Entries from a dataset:
-- START --

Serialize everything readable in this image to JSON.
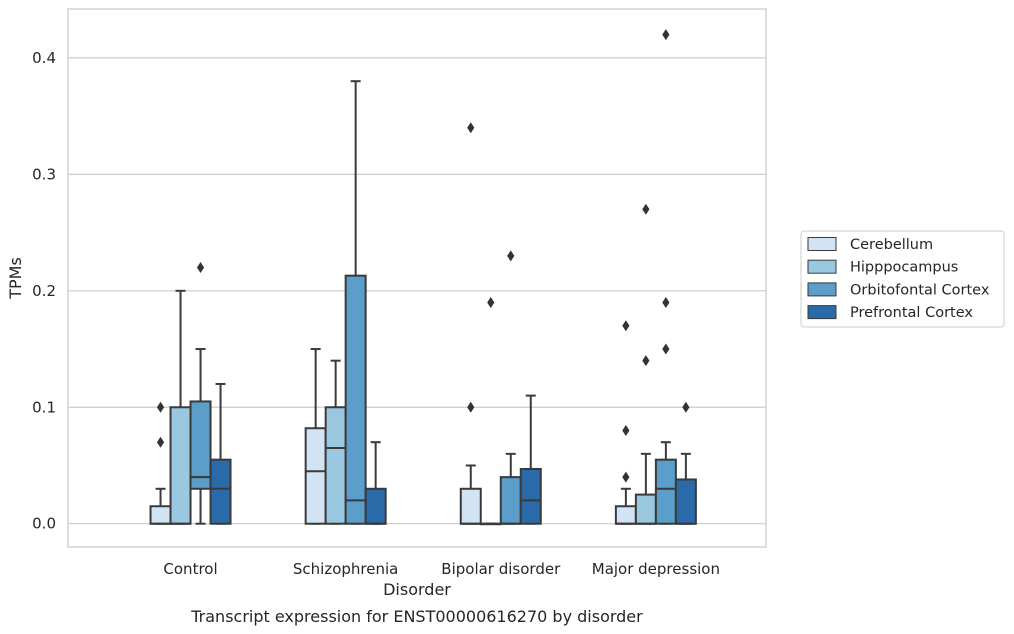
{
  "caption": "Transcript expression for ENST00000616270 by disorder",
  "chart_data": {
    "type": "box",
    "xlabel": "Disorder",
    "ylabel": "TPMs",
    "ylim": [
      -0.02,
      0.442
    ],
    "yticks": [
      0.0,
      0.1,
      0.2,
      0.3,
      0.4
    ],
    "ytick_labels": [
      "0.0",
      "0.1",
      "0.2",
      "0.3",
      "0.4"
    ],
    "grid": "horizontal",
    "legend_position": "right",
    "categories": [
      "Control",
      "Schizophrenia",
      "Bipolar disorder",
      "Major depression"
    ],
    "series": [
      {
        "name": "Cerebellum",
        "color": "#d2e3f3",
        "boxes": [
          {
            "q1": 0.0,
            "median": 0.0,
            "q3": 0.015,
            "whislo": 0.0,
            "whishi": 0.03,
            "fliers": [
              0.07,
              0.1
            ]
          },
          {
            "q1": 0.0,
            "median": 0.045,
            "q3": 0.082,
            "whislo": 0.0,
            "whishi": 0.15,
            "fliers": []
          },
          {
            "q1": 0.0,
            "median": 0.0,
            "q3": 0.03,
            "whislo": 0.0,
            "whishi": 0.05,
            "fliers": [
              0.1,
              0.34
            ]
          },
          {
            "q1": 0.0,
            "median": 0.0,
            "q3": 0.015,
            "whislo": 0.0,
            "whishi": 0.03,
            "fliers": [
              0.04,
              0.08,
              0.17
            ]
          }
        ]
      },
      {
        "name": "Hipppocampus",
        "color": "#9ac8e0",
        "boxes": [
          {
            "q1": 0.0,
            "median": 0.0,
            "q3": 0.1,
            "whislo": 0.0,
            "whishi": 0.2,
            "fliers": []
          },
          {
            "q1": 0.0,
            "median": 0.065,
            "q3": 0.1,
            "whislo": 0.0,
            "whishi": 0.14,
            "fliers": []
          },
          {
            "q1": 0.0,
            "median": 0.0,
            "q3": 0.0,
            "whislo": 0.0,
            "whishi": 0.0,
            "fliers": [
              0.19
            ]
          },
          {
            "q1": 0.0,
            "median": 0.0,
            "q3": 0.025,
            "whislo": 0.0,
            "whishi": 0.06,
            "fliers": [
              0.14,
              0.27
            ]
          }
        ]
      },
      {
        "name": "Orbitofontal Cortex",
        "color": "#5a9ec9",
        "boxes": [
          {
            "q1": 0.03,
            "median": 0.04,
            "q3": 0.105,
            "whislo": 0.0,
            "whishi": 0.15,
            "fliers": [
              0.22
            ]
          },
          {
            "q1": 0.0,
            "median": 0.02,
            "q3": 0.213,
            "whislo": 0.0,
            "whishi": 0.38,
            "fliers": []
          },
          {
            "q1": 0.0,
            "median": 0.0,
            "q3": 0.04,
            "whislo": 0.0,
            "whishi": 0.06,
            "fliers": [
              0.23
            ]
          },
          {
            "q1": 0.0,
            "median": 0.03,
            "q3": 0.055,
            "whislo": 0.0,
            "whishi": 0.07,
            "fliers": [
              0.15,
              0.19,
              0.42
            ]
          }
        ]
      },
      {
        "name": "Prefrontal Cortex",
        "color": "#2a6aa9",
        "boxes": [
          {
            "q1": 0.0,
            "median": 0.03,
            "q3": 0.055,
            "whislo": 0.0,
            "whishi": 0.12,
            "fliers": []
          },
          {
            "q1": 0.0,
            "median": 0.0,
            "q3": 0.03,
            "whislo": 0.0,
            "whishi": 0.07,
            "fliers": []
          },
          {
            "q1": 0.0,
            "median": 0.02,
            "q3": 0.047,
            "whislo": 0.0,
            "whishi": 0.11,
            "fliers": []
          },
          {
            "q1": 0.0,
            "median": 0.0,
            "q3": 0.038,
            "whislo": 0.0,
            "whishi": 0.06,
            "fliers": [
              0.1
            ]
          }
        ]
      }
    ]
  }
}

-- END --

SHORT TASK: Where a line of the data holds "Cortex", show that line.

FINAL ANSWER:
        "name": "Orbitofontal Cortex",
        "name": "Prefrontal Cortex",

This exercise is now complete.